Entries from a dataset
## Begin
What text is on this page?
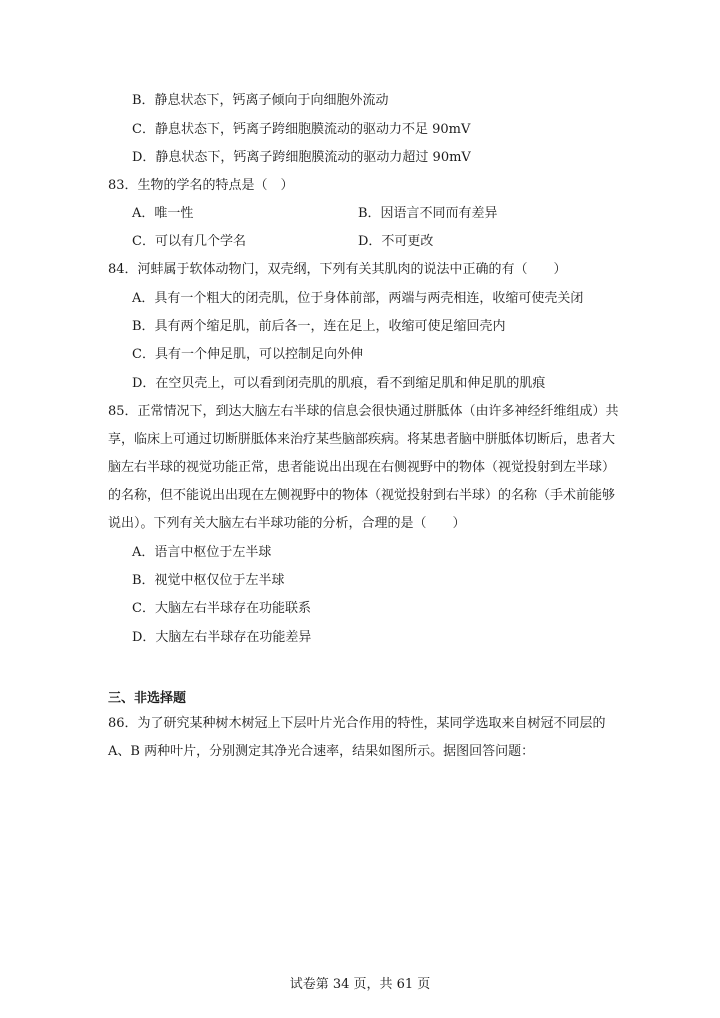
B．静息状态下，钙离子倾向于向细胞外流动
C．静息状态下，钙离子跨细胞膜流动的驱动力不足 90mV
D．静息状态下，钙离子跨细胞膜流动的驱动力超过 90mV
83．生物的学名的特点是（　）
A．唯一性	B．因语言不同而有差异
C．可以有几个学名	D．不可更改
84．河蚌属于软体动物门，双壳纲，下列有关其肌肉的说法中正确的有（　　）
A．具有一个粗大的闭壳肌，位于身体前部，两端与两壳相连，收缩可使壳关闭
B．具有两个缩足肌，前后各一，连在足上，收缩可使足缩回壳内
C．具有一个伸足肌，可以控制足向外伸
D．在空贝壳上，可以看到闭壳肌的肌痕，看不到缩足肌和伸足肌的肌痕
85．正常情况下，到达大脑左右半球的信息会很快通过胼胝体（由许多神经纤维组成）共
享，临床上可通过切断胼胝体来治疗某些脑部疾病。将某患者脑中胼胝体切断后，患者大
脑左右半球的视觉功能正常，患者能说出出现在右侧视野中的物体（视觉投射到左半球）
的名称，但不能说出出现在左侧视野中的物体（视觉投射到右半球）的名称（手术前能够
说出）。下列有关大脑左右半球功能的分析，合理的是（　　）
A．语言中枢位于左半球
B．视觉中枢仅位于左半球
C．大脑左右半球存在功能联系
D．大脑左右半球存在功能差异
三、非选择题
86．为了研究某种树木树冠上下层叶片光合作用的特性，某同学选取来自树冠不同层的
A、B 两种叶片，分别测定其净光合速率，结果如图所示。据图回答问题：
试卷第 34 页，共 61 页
## End
## Begin
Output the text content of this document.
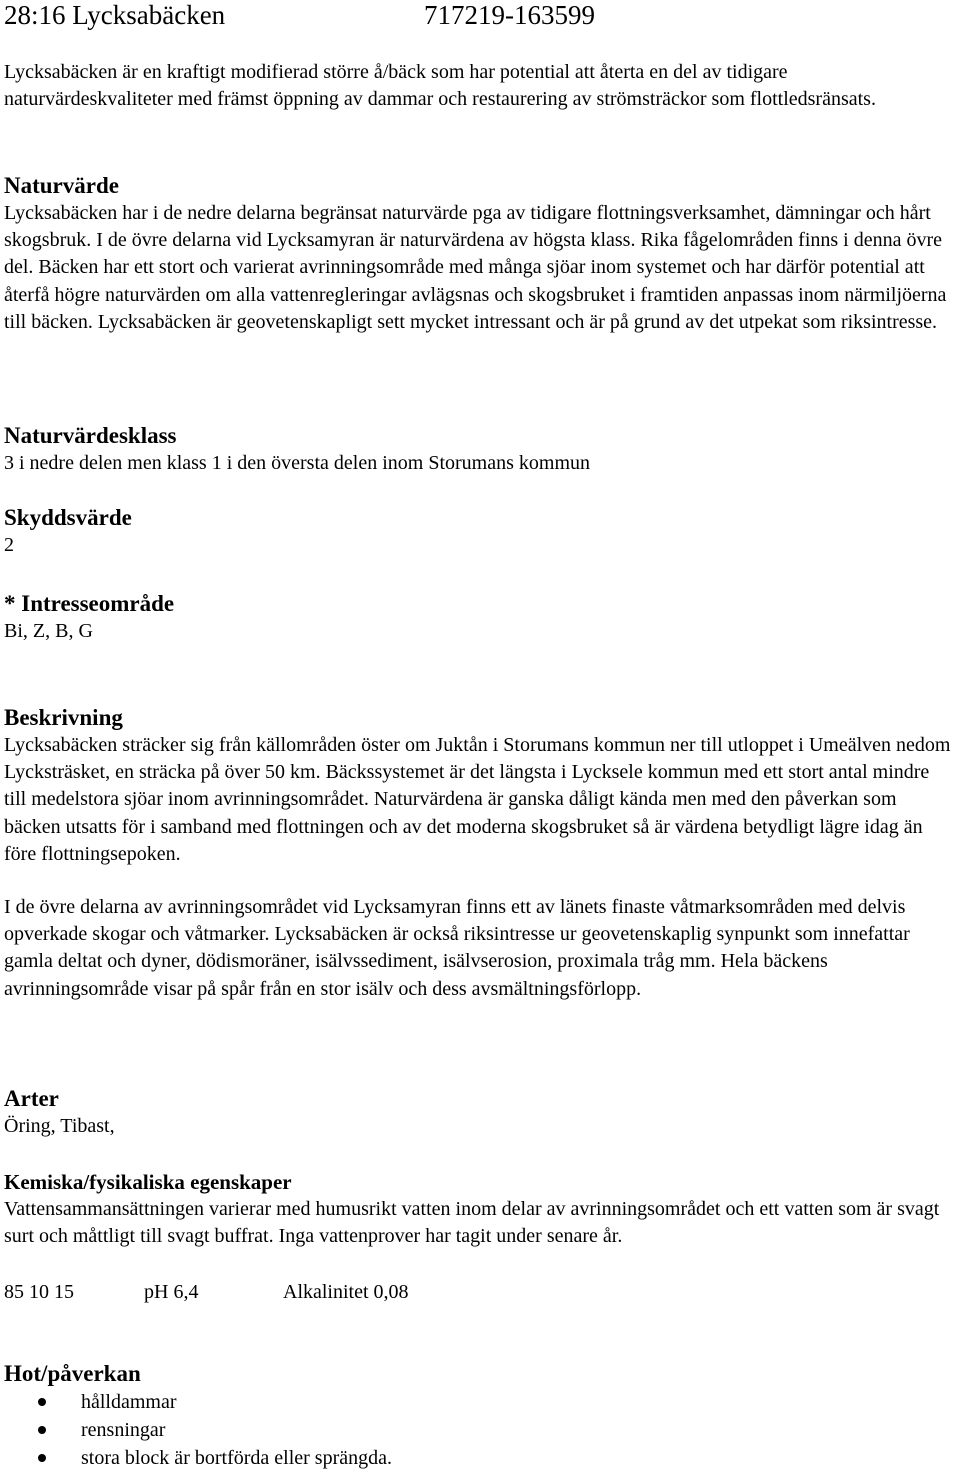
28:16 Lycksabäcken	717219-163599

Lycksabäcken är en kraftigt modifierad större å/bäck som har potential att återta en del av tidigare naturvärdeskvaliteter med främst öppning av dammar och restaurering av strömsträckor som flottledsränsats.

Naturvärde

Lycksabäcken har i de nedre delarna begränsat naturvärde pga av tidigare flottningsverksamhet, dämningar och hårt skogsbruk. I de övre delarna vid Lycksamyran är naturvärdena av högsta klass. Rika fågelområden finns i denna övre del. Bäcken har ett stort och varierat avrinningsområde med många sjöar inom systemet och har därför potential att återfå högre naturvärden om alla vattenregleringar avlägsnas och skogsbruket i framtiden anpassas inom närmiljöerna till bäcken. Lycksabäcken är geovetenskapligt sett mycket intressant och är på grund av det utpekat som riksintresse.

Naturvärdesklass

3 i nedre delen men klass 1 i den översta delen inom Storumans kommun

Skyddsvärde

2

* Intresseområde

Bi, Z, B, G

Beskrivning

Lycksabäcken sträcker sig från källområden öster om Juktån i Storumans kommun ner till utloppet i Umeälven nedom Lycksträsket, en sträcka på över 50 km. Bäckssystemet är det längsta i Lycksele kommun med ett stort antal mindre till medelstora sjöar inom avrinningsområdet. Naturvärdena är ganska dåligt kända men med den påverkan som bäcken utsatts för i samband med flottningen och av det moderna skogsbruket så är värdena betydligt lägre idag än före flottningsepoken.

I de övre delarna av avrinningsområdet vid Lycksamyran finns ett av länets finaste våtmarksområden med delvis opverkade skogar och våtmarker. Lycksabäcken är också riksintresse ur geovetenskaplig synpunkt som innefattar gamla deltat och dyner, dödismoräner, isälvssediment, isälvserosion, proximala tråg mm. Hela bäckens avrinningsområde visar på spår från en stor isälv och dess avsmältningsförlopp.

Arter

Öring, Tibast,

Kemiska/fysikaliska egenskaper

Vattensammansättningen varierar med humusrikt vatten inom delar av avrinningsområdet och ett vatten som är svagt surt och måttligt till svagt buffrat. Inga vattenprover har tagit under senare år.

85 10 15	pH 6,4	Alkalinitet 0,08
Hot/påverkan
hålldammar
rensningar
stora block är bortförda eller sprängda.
## End
## Begin
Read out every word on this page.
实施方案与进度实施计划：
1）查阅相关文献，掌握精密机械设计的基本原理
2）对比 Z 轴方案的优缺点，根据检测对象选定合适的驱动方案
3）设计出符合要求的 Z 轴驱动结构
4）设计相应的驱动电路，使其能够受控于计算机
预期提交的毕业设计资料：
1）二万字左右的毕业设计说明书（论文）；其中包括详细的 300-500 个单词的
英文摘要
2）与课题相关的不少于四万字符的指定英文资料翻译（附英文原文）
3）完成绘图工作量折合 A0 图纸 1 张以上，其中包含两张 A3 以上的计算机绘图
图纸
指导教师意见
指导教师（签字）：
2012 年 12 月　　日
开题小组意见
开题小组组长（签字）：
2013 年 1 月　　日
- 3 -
## End
> _Task to complete_:
Using the material above, gather every line that includes "kommun".

> _Response_:
3 i nedre delen men klass 1 i den översta delen inom Storumans kommun
Lycksabäcken sträcker sig från källområden öster om Juktån i Storumans kommun ner till utloppet i Umeälven nedom Lycksträsket, en sträcka på över 50 km. Bäckssystemet är det längsta i Lycksele kommun med ett stort antal mindre till medelstora sjöar inom avrinningsområdet. Naturvärdena är ganska dåligt kända men med den påverkan som bäcken utsatts för i samband med flottningen och av det moderna skogsbruket så är värdena betydligt lägre idag än före flottningsepoken.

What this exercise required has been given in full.